== Requirement ==
Leave out the pictures and copy everything else below exactly.
══ Input records
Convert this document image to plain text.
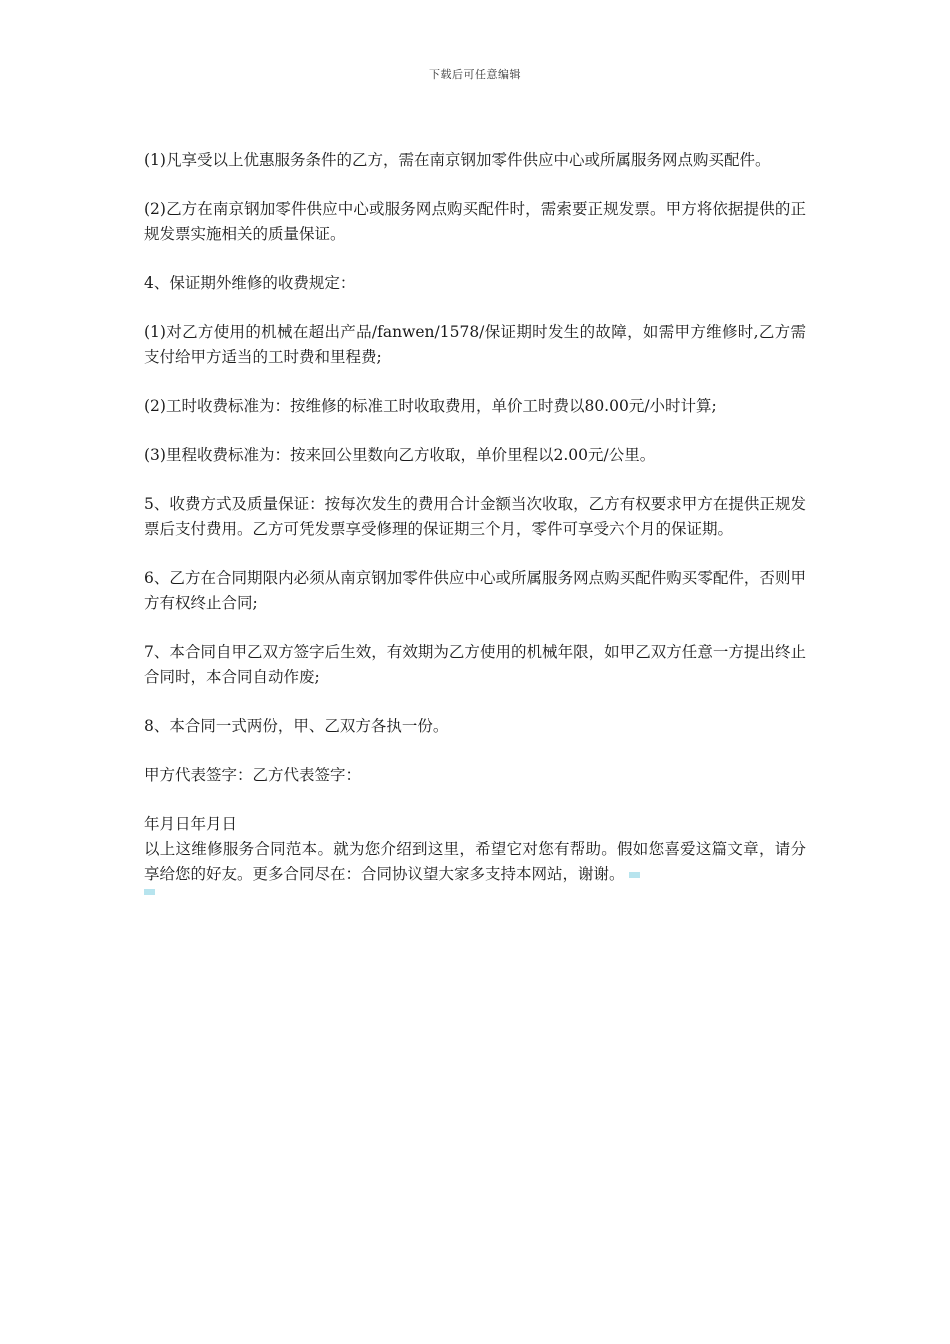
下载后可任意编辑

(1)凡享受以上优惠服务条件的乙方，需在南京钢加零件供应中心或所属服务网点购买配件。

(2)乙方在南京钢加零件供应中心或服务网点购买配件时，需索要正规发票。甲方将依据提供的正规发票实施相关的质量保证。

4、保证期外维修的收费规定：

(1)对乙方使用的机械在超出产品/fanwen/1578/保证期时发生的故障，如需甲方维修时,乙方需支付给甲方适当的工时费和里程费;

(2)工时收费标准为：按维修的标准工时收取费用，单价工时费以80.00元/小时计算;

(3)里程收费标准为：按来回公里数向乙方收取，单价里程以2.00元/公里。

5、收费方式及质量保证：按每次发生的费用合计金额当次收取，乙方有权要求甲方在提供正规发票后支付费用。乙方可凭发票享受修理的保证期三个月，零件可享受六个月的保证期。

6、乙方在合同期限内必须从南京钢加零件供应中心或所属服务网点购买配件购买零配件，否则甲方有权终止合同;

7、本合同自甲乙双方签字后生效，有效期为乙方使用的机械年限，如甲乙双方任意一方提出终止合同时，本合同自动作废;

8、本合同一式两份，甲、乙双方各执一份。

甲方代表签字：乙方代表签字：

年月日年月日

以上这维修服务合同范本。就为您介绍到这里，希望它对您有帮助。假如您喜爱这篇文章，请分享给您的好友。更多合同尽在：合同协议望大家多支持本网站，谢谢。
════
== Reply to the exercise ==
Convert this document image to plain text.
下载后可任意编辑

(1)凡享受以上优惠服务条件的乙方，需在南京钢加零件供应中心或所属服务网点购买配件。

(2)乙方在南京钢加零件供应中心或服务网点购买配件时，需索要正规发票。甲方将依据提供的正规发票实施相关的质量保证。

4、保证期外维修的收费规定：

(1)对乙方使用的机械在超出产品/fanwen/1578/保证期时发生的故障，如需甲方维修时,乙方需支付给甲方适当的工时费和里程费;

(2)工时收费标准为：按维修的标准工时收取费用，单价工时费以80.00元/小时计算;

(3)里程收费标准为：按来回公里数向乙方收取，单价里程以2.00元/公里。

5、收费方式及质量保证：按每次发生的费用合计金额当次收取，乙方有权要求甲方在提供正规发票后支付费用。乙方可凭发票享受修理的保证期三个月，零件可享受六个月的保证期。

6、乙方在合同期限内必须从南京钢加零件供应中心或所属服务网点购买配件购买零配件，否则甲方有权终止合同;

7、本合同自甲乙双方签字后生效，有效期为乙方使用的机械年限，如甲乙双方任意一方提出终止合同时，本合同自动作废;

8、本合同一式两份，甲、乙双方各执一份。

甲方代表签字：乙方代表签字：

年月日年月日

以上这维修服务合同范本。就为您介绍到这里，希望它对您有帮助。假如您喜爱这篇文章，请分享给您的好友。更多合同尽在：合同协议望大家多支持本网站，谢谢。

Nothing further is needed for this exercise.